### Data lines:
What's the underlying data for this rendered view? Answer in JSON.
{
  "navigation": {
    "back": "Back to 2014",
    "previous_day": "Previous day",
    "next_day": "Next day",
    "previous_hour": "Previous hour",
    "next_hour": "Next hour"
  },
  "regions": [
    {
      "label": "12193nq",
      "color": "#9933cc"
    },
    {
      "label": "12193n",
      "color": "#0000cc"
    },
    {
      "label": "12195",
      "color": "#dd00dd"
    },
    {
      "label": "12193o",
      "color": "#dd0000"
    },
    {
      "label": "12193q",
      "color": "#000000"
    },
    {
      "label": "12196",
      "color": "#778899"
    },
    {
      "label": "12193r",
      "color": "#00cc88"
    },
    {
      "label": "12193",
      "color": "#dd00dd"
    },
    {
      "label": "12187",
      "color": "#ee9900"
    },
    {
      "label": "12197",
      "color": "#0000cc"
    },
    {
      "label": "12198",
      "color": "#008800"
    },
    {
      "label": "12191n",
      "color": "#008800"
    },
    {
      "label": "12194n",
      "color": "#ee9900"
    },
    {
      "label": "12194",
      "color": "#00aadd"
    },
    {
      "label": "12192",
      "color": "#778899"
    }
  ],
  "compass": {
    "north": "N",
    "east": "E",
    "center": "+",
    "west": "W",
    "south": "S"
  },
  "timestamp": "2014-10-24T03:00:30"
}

### Your goal:
Copy out all lines where the word "Previous" appears.

### Reply to the exercise:
    "previous_day": "Previous day",
    "previous_hour": "Previous hour",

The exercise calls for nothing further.